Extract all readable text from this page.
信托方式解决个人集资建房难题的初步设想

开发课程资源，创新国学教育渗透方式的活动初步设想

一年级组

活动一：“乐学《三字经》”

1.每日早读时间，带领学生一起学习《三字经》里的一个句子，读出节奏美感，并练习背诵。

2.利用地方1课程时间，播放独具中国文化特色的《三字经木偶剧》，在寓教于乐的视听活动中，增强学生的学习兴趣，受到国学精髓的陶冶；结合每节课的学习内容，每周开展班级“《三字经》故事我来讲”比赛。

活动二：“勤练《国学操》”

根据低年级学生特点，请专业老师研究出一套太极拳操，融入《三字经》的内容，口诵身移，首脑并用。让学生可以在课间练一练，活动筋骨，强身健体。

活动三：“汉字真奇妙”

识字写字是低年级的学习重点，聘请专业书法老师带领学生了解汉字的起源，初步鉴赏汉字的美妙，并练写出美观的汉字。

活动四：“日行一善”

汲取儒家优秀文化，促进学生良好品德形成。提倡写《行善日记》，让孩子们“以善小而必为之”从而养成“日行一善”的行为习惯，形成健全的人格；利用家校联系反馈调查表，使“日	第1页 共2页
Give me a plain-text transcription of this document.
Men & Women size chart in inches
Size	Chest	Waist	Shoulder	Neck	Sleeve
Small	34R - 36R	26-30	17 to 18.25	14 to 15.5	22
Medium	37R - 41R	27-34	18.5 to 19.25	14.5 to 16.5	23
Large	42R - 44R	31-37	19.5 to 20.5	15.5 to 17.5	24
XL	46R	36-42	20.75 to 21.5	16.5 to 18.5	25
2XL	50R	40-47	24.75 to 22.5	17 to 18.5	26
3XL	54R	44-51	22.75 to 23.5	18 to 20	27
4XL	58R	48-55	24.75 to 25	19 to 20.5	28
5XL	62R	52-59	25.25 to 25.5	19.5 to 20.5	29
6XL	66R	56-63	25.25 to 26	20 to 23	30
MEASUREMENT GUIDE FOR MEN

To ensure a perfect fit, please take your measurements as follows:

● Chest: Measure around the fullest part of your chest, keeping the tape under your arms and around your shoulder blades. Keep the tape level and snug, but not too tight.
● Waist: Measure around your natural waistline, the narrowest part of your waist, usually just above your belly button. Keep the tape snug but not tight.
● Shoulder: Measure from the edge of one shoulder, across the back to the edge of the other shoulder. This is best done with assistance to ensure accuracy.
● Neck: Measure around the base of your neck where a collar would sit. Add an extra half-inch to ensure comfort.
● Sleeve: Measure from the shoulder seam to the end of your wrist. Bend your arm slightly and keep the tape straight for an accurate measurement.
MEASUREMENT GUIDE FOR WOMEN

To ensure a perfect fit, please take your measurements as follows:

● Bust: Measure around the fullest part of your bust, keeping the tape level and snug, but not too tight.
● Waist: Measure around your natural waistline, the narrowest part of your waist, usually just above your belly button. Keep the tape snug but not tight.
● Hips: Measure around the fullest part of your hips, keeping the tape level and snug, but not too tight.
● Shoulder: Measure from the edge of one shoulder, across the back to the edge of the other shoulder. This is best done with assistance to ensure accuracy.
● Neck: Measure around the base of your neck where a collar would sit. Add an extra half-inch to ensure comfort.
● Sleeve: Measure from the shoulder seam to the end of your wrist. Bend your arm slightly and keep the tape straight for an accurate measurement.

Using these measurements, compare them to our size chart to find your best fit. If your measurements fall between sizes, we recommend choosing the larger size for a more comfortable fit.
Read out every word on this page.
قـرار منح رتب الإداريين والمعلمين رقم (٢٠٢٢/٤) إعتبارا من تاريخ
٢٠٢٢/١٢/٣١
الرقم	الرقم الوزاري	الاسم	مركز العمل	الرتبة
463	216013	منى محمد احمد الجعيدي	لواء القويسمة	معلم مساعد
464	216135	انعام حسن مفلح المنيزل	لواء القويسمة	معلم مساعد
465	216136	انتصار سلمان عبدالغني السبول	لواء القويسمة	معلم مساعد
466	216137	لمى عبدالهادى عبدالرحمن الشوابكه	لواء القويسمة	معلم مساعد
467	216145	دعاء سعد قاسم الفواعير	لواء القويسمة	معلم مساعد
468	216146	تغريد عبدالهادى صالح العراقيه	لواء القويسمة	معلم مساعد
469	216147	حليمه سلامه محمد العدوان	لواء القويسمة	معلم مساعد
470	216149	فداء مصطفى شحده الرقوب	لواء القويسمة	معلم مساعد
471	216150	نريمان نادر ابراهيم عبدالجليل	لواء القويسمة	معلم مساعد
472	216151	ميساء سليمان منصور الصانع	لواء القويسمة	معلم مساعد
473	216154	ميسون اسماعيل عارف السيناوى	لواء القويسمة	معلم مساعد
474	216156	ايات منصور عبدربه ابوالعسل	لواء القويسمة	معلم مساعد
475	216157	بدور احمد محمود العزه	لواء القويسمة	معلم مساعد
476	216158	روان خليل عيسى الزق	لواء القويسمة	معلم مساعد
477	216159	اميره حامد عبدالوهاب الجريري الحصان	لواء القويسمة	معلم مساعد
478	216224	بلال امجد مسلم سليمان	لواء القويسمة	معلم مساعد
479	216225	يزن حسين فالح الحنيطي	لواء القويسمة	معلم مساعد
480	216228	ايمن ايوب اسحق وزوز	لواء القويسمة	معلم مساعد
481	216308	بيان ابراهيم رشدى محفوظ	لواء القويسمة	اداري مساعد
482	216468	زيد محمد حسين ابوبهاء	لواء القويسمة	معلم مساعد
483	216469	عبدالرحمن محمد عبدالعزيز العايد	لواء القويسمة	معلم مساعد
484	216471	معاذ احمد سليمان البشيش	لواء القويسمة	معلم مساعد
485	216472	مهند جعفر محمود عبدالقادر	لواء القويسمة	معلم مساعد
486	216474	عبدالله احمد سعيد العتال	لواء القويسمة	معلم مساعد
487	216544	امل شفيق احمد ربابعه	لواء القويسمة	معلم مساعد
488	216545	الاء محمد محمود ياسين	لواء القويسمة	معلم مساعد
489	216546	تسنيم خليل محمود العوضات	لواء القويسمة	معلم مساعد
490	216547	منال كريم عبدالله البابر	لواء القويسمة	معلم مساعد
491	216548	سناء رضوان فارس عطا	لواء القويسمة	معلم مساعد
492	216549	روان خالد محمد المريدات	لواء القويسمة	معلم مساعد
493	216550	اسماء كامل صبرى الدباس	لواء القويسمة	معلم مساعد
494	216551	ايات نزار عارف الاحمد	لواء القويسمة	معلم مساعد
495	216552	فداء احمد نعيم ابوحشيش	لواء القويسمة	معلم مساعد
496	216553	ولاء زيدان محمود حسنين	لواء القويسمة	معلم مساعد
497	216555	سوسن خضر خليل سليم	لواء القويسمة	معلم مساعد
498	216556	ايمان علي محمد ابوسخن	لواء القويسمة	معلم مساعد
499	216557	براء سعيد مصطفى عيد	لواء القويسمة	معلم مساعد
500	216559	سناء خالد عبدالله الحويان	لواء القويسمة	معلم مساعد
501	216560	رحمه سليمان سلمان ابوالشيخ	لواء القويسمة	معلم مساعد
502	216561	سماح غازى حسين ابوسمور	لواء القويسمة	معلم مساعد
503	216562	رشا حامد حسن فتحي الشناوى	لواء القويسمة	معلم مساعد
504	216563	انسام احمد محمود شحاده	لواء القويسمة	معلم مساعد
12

GOAL: Output the full listing exactly as it stands.

ANSWER TO THIS TASK:
Extract all readable text from this page.
信托方式解决个人集资建房难题的初步设想

开发课程资源，创新国学教育渗透方式的活动初步设想

一年级组

活动一：“乐学《三字经》”

1.每日早读时间，带领学生一起学习《三字经》里的一个句子，读出节奏美感，并练习背诵。

2.利用地方1课程时间，播放独具中国文化特色的《三字经木偶剧》，在寓教于乐的视听活动中，增强学生的学习兴趣，受到国学精髓的陶冶；结合每节课的学习内容，每周开展班级“《三字经》故事我来讲”比赛。

活动二：“勤练《国学操》”

根据低年级学生特点，请专业老师研究出一套太极拳操，融入《三字经》的内容，口诵身移，首脑并用。让学生可以在课间练一练，活动筋骨，强身健体。

活动三：“汉字真奇妙”

识字写字是低年级的学习重点，聘请专业书法老师带领学生了解汉字的起源，初步鉴赏汉字的美妙，并练写出美观的汉字。

活动四：“日行一善”

汲取儒家优秀文化，促进学生良好品德形成。提倡写《行善日记》，让孩子们“以善小而必为之”从而养成“日行一善”的行为习惯，形成健全的人格；利用家校联系反馈调查表，使“日	第1页 共2页
Give me a plain-text transcription of this document.
Men & Women size chart in inches
Size	Chest	Waist	Shoulder	Neck	Sleeve
Small	34R - 36R	26-30	17 to 18.25	14 to 15.5	22
Medium	37R - 41R	27-34	18.5 to 19.25	14.5 to 16.5	23
Large	42R - 44R	31-37	19.5 to 20.5	15.5 to 17.5	24
XL	46R	36-42	20.75 to 21.5	16.5 to 18.5	25
2XL	50R	40-47	24.75 to 22.5	17 to 18.5	26
3XL	54R	44-51	22.75 to 23.5	18 to 20	27
4XL	58R	48-55	24.75 to 25	19 to 20.5	28
5XL	62R	52-59	25.25 to 25.5	19.5 to 20.5	29
6XL	66R	56-63	25.25 to 26	20 to 23	30
MEASUREMENT GUIDE FOR MEN

To ensure a perfect fit, please take your measurements as follows:

● Chest: Measure around the fullest part of your chest, keeping the tape under your arms and around your shoulder blades. Keep the tape level and snug, but not too tight.
● Waist: Measure around your natural waistline, the narrowest part of your waist, usually just above your belly button. Keep the tape snug but not tight.
● Shoulder: Measure from the edge of one shoulder, across the back to the edge of the other shoulder. This is best done with assistance to ensure accuracy.
● Neck: Measure around the base of your neck where a collar would sit. Add an extra half-inch to ensure comfort.
● Sleeve: Measure from the shoulder seam to the end of your wrist. Bend your arm slightly and keep the tape straight for an accurate measurement.
MEASUREMENT GUIDE FOR WOMEN

To ensure a perfect fit, please take your measurements as follows:

● Bust: Measure around the fullest part of your bust, keeping the tape level and snug, but not too tight.
● Waist: Measure around your natural waistline, the narrowest part of your waist, usually just above your belly button. Keep the tape snug but not tight.
● Hips: Measure around the fullest part of your hips, keeping the tape level and snug, but not too tight.
● Shoulder: Measure from the edge of one shoulder, across the back to the edge of the other shoulder. This is best done with assistance to ensure accuracy.
● Neck: Measure around the base of your neck where a collar would sit. Add an extra half-inch to ensure comfort.
● Sleeve: Measure from the shoulder seam to the end of your wrist. Bend your arm slightly and keep the tape straight for an accurate measurement.

Using these measurements, compare them to our size chart to find your best fit. If your measurements fall between sizes, we recommend choosing the larger size for a more comfortable fit.
Read out every word on this page.
قـرار منح رتب الإداريين والمعلمين رقم (٢٠٢٢/٤) إعتبارا من تاريخ
٢٠٢٢/١٢/٣١
الرقم	الرقم الوزاري	الاسم	مركز العمل	الرتبة
463	216013	منى محمد احمد الجعيدي	لواء القويسمة	معلم مساعد
464	216135	انعام حسن مفلح المنيزل	لواء القويسمة	معلم مساعد
465	216136	انتصار سلمان عبدالغني السبول	لواء القويسمة	معلم مساعد
466	216137	لمى عبدالهادى عبدالرحمن الشوابكه	لواء القويسمة	معلم مساعد
467	216145	دعاء سعد قاسم الفواعير	لواء القويسمة	معلم مساعد
468	216146	تغريد عبدالهادى صالح العراقيه	لواء القويسمة	معلم مساعد
469	216147	حليمه سلامه محمد العدوان	لواء القويسمة	معلم مساعد
470	216149	فداء مصطفى شحده الرقوب	لواء القويسمة	معلم مساعد
471	216150	نريمان نادر ابراهيم عبدالجليل	لواء القويسمة	معلم مساعد
472	216151	ميساء سليمان منصور الصانع	لواء القويسمة	معلم مساعد
473	216154	ميسون اسماعيل عارف السيناوى	لواء القويسمة	معلم مساعد
474	216156	ايات منصور عبدربه ابوالعسل	لواء القويسمة	معلم مساعد
475	216157	بدور احمد محمود العزه	لواء القويسمة	معلم مساعد
476	216158	روان خليل عيسى الزق	لواء القويسمة	معلم مساعد
477	216159	اميره حامد عبدالوهاب الجريري الحصان	لواء القويسمة	معلم مساعد
478	216224	بلال امجد مسلم سليمان	لواء القويسمة	معلم مساعد
479	216225	يزن حسين فالح الحنيطي	لواء القويسمة	معلم مساعد
480	216228	ايمن ايوب اسحق وزوز	لواء القويسمة	معلم مساعد
481	216308	بيان ابراهيم رشدى محفوظ	لواء القويسمة	اداري مساعد
482	216468	زيد محمد حسين ابوبهاء	لواء القويسمة	معلم مساعد
483	216469	عبدالرحمن محمد عبدالعزيز العايد	لواء القويسمة	معلم مساعد
484	216471	معاذ احمد سليمان البشيش	لواء القويسمة	معلم مساعد
485	216472	مهند جعفر محمود عبدالقادر	لواء القويسمة	معلم مساعد
486	216474	عبدالله احمد سعيد العتال	لواء القويسمة	معلم مساعد
487	216544	امل شفيق احمد ربابعه	لواء القويسمة	معلم مساعد
488	216545	الاء محمد محمود ياسين	لواء القويسمة	معلم مساعد
489	216546	تسنيم خليل محمود العوضات	لواء القويسمة	معلم مساعد
490	216547	منال كريم عبدالله البابر	لواء القويسمة	معلم مساعد
491	216548	سناء رضوان فارس عطا	لواء القويسمة	معلم مساعد
492	216549	روان خالد محمد المريدات	لواء القويسمة	معلم مساعد
493	216550	اسماء كامل صبرى الدباس	لواء القويسمة	معلم مساعد
494	216551	ايات نزار عارف الاحمد	لواء القويسمة	معلم مساعد
495	216552	فداء احمد نعيم ابوحشيش	لواء القويسمة	معلم مساعد
496	216553	ولاء زيدان محمود حسنين	لواء القويسمة	معلم مساعد
497	216555	سوسن خضر خليل سليم	لواء القويسمة	معلم مساعد
498	216556	ايمان علي محمد ابوسخن	لواء القويسمة	معلم مساعد
499	216557	براء سعيد مصطفى عيد	لواء القويسمة	معلم مساعد
500	216559	سناء خالد عبدالله الحويان	لواء القويسمة	معلم مساعد
501	216560	رحمه سليمان سلمان ابوالشيخ	لواء القويسمة	معلم مساعد
502	216561	سماح غازى حسين ابوسمور	لواء القويسمة	معلم مساعد
503	216562	رشا حامد حسن فتحي الشناوى	لواء القويسمة	معلم مساعد
504	216563	انسام احمد محمود شحاده	لواء القويسمة	معلم مساعد
12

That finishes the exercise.